_PROVIDED ENTRIES_
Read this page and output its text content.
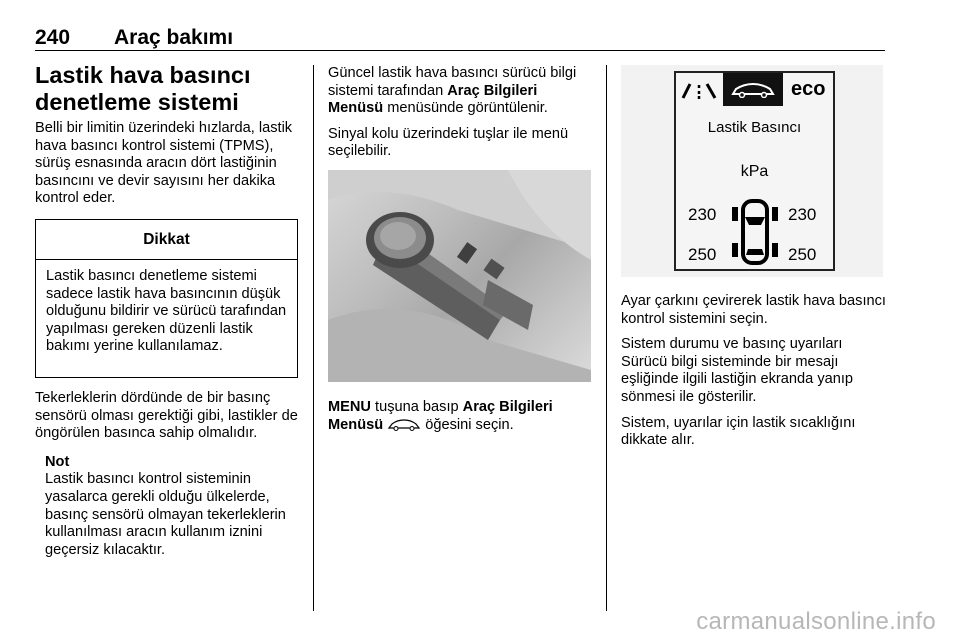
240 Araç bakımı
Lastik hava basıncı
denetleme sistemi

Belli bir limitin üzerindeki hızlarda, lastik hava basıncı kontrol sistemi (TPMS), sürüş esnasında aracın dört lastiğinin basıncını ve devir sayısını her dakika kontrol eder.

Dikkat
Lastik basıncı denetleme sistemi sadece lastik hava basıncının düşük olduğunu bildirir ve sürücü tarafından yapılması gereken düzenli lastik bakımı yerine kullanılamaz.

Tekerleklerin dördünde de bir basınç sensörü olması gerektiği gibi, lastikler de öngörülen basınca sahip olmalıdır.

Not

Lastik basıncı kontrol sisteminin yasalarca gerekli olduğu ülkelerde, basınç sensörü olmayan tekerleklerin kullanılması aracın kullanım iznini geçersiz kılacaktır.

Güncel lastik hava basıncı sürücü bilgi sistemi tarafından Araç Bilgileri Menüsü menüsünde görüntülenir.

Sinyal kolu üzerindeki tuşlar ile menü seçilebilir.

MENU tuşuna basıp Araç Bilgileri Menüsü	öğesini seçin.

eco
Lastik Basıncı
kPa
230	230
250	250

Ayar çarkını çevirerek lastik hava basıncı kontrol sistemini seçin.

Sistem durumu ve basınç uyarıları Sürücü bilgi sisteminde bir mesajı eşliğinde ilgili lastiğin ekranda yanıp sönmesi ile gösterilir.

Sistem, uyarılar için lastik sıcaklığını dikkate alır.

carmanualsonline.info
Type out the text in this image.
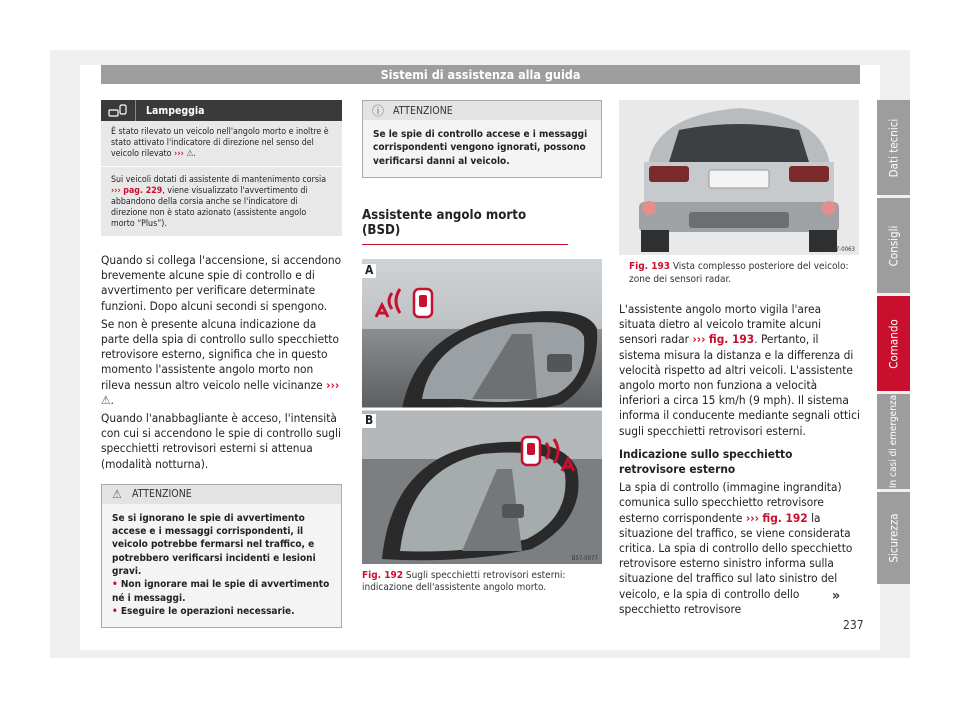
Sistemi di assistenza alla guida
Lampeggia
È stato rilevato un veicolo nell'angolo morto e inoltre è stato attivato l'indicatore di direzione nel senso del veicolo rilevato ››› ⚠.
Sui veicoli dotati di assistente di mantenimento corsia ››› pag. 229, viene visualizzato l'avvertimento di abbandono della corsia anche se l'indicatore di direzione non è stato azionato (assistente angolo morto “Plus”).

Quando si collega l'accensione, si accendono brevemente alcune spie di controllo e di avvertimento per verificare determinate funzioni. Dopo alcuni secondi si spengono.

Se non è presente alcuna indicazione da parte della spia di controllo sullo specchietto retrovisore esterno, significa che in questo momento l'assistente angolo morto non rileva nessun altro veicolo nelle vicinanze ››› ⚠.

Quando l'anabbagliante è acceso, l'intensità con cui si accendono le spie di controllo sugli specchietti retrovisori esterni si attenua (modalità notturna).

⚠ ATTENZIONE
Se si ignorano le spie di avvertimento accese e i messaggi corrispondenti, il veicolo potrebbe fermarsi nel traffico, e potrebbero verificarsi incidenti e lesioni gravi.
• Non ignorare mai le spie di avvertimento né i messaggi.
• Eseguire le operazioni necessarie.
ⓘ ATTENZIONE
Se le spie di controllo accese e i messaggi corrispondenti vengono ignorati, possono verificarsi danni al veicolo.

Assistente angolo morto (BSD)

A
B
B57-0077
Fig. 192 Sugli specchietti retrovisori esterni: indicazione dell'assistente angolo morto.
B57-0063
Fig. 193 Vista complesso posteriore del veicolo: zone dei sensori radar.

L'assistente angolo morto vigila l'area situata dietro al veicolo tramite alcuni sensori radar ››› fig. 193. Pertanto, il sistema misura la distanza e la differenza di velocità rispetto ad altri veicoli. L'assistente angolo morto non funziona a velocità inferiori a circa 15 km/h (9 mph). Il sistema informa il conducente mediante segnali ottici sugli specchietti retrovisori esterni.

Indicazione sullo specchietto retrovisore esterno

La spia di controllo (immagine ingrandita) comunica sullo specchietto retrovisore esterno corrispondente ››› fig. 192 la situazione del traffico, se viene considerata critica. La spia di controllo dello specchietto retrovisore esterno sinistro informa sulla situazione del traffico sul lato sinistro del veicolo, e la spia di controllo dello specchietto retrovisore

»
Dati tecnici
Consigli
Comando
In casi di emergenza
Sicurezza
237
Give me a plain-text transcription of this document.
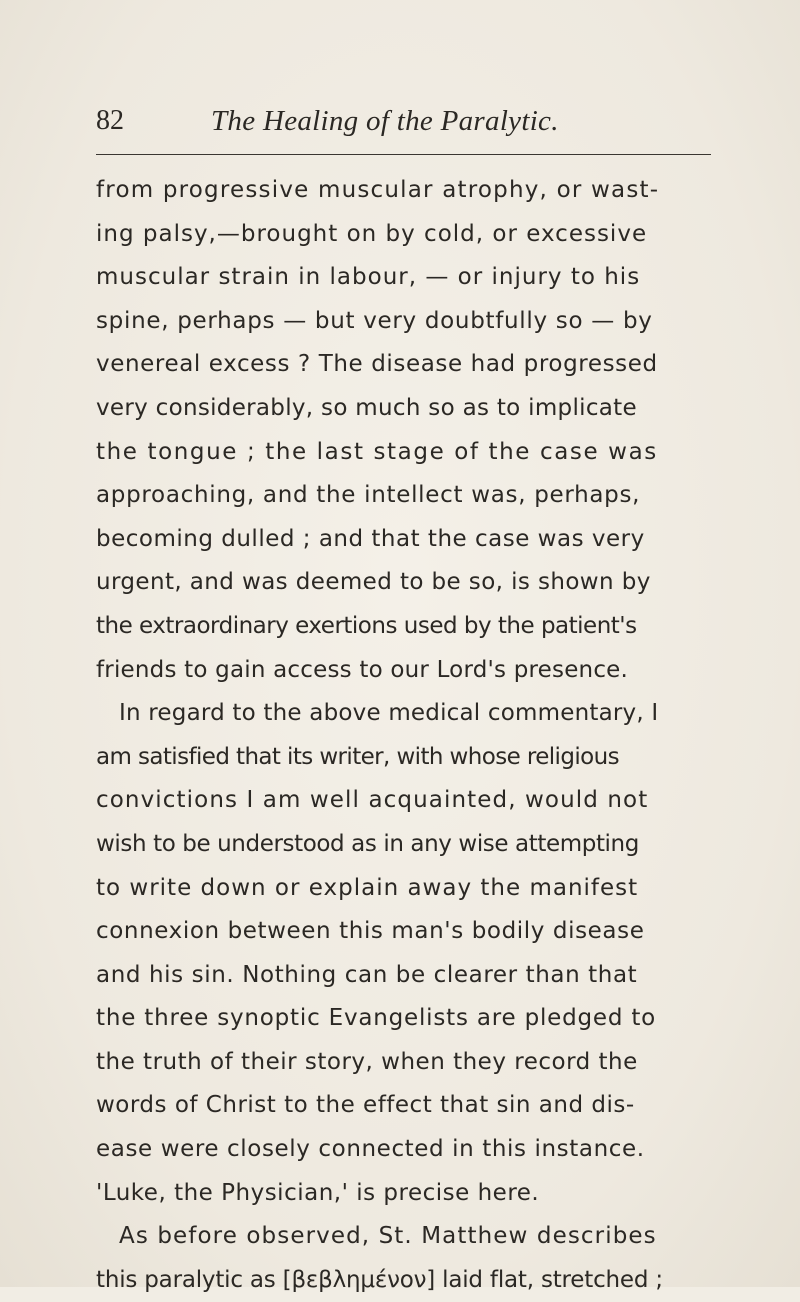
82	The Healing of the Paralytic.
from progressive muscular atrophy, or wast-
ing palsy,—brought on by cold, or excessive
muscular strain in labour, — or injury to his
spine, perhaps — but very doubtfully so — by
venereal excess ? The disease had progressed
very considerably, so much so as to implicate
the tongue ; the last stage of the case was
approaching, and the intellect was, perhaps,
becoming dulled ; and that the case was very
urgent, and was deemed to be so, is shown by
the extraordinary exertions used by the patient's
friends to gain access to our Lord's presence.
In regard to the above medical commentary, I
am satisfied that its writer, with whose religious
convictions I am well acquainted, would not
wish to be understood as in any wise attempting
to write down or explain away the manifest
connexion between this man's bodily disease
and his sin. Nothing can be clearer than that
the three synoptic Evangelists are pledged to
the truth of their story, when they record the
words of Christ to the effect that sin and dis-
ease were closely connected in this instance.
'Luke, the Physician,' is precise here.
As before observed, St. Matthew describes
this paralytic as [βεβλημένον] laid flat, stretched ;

_EXERCISE_
Locate all lines holding the word "Menüsü", then copy them out.

_ANSWER TO THE TASK_
Güncel lastik hava basıncı sürücü bilgi sistemi tarafından Araç Bilgileri Menüsü menüsünde görüntülenir.
MENU tuşuna basıp Araç Bilgileri Menüsü	öğesini seçin.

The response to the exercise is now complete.